* Start *

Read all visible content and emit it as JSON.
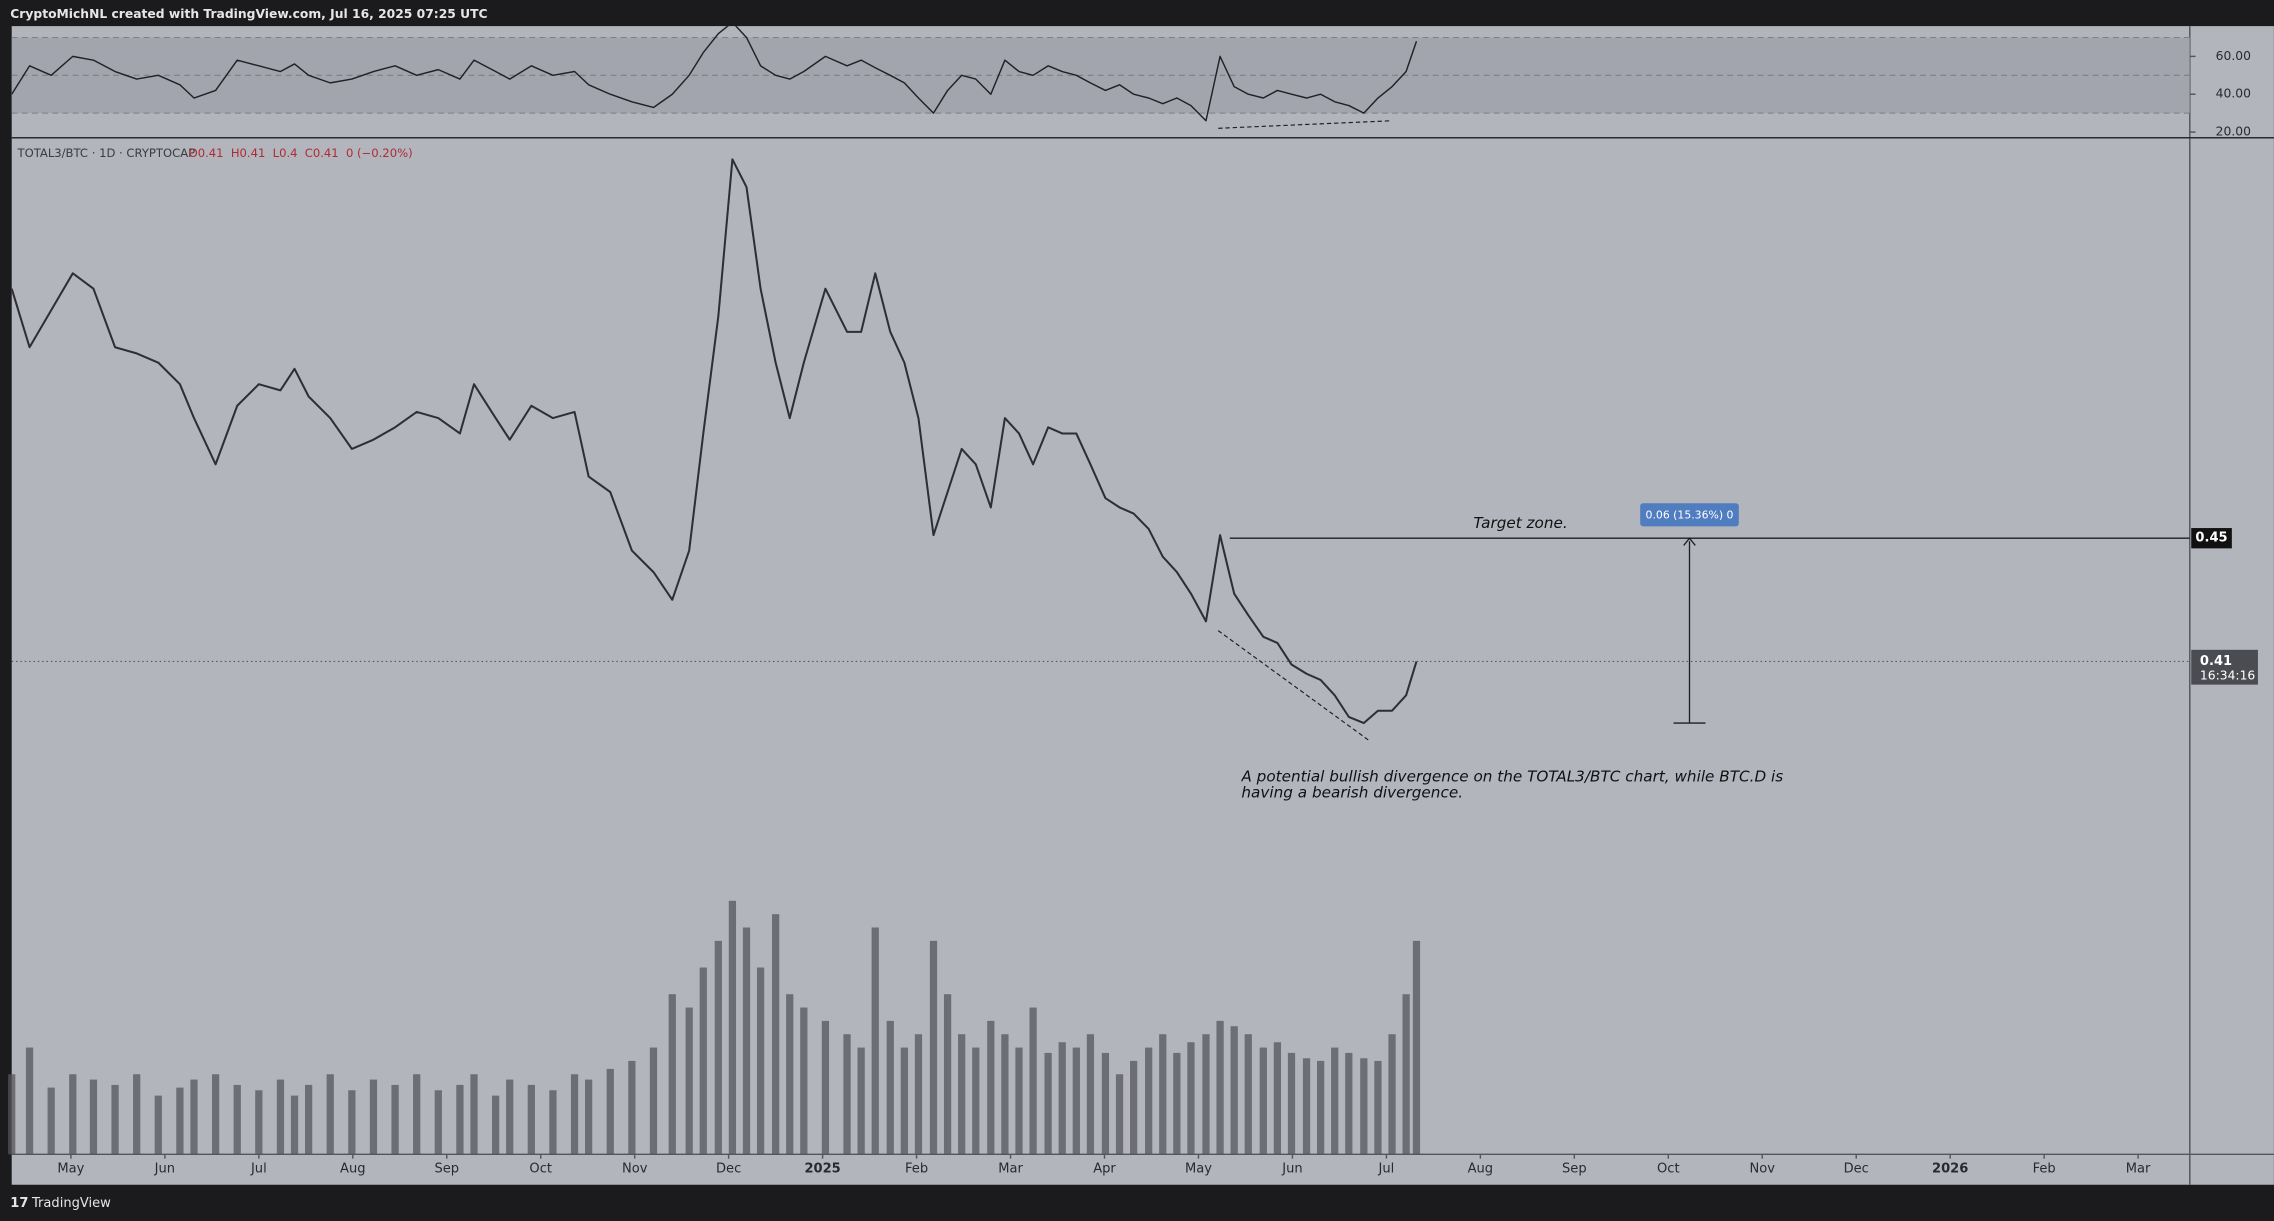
{
  "header": {
    "text": "CryptoMichNL created with TradingView.com, Jul 16, 2025 07:25 UTC"
  },
  "footer": {
    "brand": "TradingView"
  },
  "chart_data": [
    {
      "type": "line",
      "title": "TOTAL3/BTC · 1D · CRYPTOCAP",
      "ohlc": [
        "O0.41",
        "H0.41",
        "L0.4",
        "C0.41",
        "0 (−0.20%)"
      ],
      "color": "#2e2e33",
      "x": [
        3.37,
        3.56,
        3.79,
        4.02,
        4.24,
        4.47,
        4.7,
        4.93,
        5.16,
        5.31,
        5.54,
        5.77,
        6.0,
        6.23,
        6.38,
        6.53,
        6.76,
        6.99,
        7.22,
        7.45,
        7.68,
        7.91,
        8.14,
        8.29,
        8.52,
        8.67,
        8.9,
        9.13,
        9.36,
        9.51,
        9.74,
        9.97,
        10.2,
        10.4,
        10.58,
        10.73,
        10.89,
        11.04,
        11.19,
        11.34,
        11.5,
        11.65,
        11.8,
        12.03,
        12.26,
        12.41,
        12.56,
        12.72,
        12.87,
        13.02,
        13.18,
        13.33,
        13.48,
        13.63,
        13.79,
        13.94,
        14.09,
        14.24,
        14.4,
        14.55,
        14.7,
        14.85,
        15.01,
        15.16,
        15.31,
        15.47,
        15.62,
        15.77,
        15.92,
        16.08,
        16.23,
        16.38,
        16.53,
        16.69,
        16.84,
        16.99,
        17.15,
        17.3,
        17.45,
        17.6,
        17.76,
        17.91,
        18.06,
        18.21,
        18.32
      ],
      "values": [
        0.531,
        0.512,
        0.524,
        0.536,
        0.531,
        0.512,
        0.51,
        0.507,
        0.5,
        0.489,
        0.474,
        0.493,
        0.5,
        0.498,
        0.505,
        0.496,
        0.489,
        0.479,
        0.482,
        0.486,
        0.491,
        0.489,
        0.484,
        0.5,
        0.489,
        0.482,
        0.493,
        0.489,
        0.491,
        0.47,
        0.465,
        0.446,
        0.439,
        0.43,
        0.446,
        0.484,
        0.522,
        0.573,
        0.564,
        0.531,
        0.507,
        0.489,
        0.507,
        0.531,
        0.517,
        0.517,
        0.536,
        0.517,
        0.507,
        0.489,
        0.451,
        0.465,
        0.479,
        0.474,
        0.46,
        0.489,
        0.484,
        0.474,
        0.486,
        0.484,
        0.484,
        0.474,
        0.463,
        0.46,
        0.458,
        0.453,
        0.444,
        0.439,
        0.432,
        0.423,
        0.451,
        0.432,
        0.425,
        0.418,
        0.416,
        0.409,
        0.406,
        0.404,
        0.399,
        0.392,
        0.39,
        0.394,
        0.394,
        0.399,
        0.41
      ],
      "xlim": [
        3.37,
        26.55
      ],
      "ylim": [
        0.25,
        0.58
      ],
      "xticks": [
        {
          "value": 4,
          "label": "May"
        },
        {
          "value": 5,
          "label": "Jun"
        },
        {
          "value": 6,
          "label": "Jul"
        },
        {
          "value": 7,
          "label": "Aug"
        },
        {
          "value": 8,
          "label": "Sep"
        },
        {
          "value": 9,
          "label": "Oct"
        },
        {
          "value": 10,
          "label": "Nov"
        },
        {
          "value": 11,
          "label": "Dec"
        },
        {
          "value": 12,
          "label": "2025"
        },
        {
          "value": 13,
          "label": "Feb"
        },
        {
          "value": 14,
          "label": "Mar"
        },
        {
          "value": 15,
          "label": "Apr"
        },
        {
          "value": 16,
          "label": "May"
        },
        {
          "value": 17,
          "label": "Jun"
        },
        {
          "value": 18,
          "label": "Jul"
        },
        {
          "value": 19,
          "label": "Aug"
        },
        {
          "value": 20,
          "label": "Sep"
        },
        {
          "value": 21,
          "label": "Oct"
        },
        {
          "value": 22,
          "label": "Nov"
        },
        {
          "value": 23,
          "label": "Dec"
        },
        {
          "value": 24,
          "label": "2026"
        },
        {
          "value": 25,
          "label": "Feb"
        },
        {
          "value": 26,
          "label": "Mar"
        }
      ],
      "last_price": 0.41,
      "countdown": "16:34:16",
      "target": {
        "value": 0.45,
        "label": "Target zone."
      },
      "measure": {
        "from": 0.39,
        "to": 0.45,
        "label": "0.06 (15.36%) 0"
      },
      "divergence": {
        "x": [
          16.21,
          17.83
        ],
        "values": [
          0.42,
          0.384
        ]
      },
      "note": "A potential bullish divergence on the TOTAL3/BTC chart, while BTC.D is having a bearish divergence."
    },
    {
      "type": "line",
      "color": "#222226",
      "x": [
        3.37,
        3.56,
        3.79,
        4.02,
        4.24,
        4.47,
        4.7,
        4.93,
        5.16,
        5.31,
        5.54,
        5.77,
        6.0,
        6.23,
        6.38,
        6.53,
        6.76,
        6.99,
        7.22,
        7.45,
        7.68,
        7.91,
        8.14,
        8.29,
        8.52,
        8.67,
        8.9,
        9.13,
        9.36,
        9.51,
        9.74,
        9.97,
        10.2,
        10.4,
        10.58,
        10.73,
        10.89,
        11.04,
        11.19,
        11.34,
        11.5,
        11.65,
        11.8,
        12.03,
        12.26,
        12.41,
        12.56,
        12.72,
        12.87,
        13.02,
        13.18,
        13.33,
        13.48,
        13.63,
        13.79,
        13.94,
        14.09,
        14.24,
        14.4,
        14.55,
        14.7,
        14.85,
        15.01,
        15.16,
        15.31,
        15.47,
        15.62,
        15.77,
        15.92,
        16.08,
        16.23,
        16.38,
        16.53,
        16.69,
        16.84,
        16.99,
        17.15,
        17.3,
        17.45,
        17.6,
        17.76,
        17.91,
        18.06,
        18.21,
        18.32
      ],
      "values": [
        40,
        55,
        50,
        60,
        58,
        52,
        48,
        50,
        45,
        38,
        42,
        58,
        55,
        52,
        56,
        50,
        46,
        48,
        52,
        55,
        50,
        53,
        48,
        58,
        52,
        48,
        55,
        50,
        52,
        45,
        40,
        36,
        33,
        40,
        50,
        62,
        72,
        78,
        70,
        55,
        50,
        48,
        52,
        60,
        55,
        58,
        54,
        50,
        46,
        38,
        30,
        42,
        50,
        48,
        40,
        58,
        52,
        50,
        55,
        52,
        50,
        46,
        42,
        45,
        40,
        38,
        35,
        38,
        34,
        26,
        60,
        44,
        40,
        38,
        42,
        40,
        38,
        40,
        36,
        34,
        30,
        38,
        44,
        52,
        68
      ],
      "xlim": [
        3.37,
        26.55
      ],
      "ylim": [
        17,
        76
      ],
      "yticks": [
        {
          "value": 20,
          "label": "20.00"
        },
        {
          "value": 40,
          "label": "40.00"
        },
        {
          "value": 60,
          "label": "60.00"
        }
      ],
      "band": [
        30,
        70
      ],
      "midline": 50,
      "divergence": {
        "x": [
          16.21,
          18.06
        ],
        "values": [
          22,
          26
        ]
      }
    },
    {
      "type": "bar",
      "color": "#55565c",
      "x": [
        3.37,
        3.56,
        3.79,
        4.02,
        4.24,
        4.47,
        4.7,
        4.93,
        5.16,
        5.31,
        5.54,
        5.77,
        6.0,
        6.23,
        6.38,
        6.53,
        6.76,
        6.99,
        7.22,
        7.45,
        7.68,
        7.91,
        8.14,
        8.29,
        8.52,
        8.67,
        8.9,
        9.13,
        9.36,
        9.51,
        9.74,
        9.97,
        10.2,
        10.4,
        10.58,
        10.73,
        10.89,
        11.04,
        11.19,
        11.34,
        11.5,
        11.65,
        11.8,
        12.03,
        12.26,
        12.41,
        12.56,
        12.72,
        12.87,
        13.02,
        13.18,
        13.33,
        13.48,
        13.63,
        13.79,
        13.94,
        14.09,
        14.24,
        14.4,
        14.55,
        14.7,
        14.85,
        15.01,
        15.16,
        15.31,
        15.47,
        15.62,
        15.77,
        15.92,
        16.08,
        16.23,
        16.38,
        16.53,
        16.69,
        16.84,
        16.99,
        17.15,
        17.3,
        17.45,
        17.6,
        17.76,
        17.91,
        18.06,
        18.21,
        18.32
      ],
      "values": [
        30,
        40,
        25,
        30,
        28,
        26,
        30,
        22,
        25,
        28,
        30,
        26,
        24,
        28,
        22,
        26,
        30,
        24,
        28,
        26,
        30,
        24,
        26,
        30,
        22,
        28,
        26,
        24,
        30,
        28,
        32,
        35,
        40,
        60,
        55,
        70,
        80,
        95,
        85,
        70,
        90,
        60,
        55,
        50,
        45,
        40,
        85,
        50,
        40,
        45,
        80,
        60,
        45,
        40,
        50,
        45,
        40,
        55,
        38,
        42,
        40,
        45,
        38,
        30,
        35,
        40,
        45,
        38,
        42,
        45,
        50,
        48,
        45,
        40,
        42,
        38,
        36,
        35,
        40,
        38,
        36,
        35,
        45,
        60,
        80
      ],
      "xlim": [
        3.37,
        26.55
      ],
      "ylim": [
        0,
        100
      ]
    }
  ]
}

* End *

Read the data above and count the lines that include "TradingView". Answer only with the count.

#### [OUTPUT]
2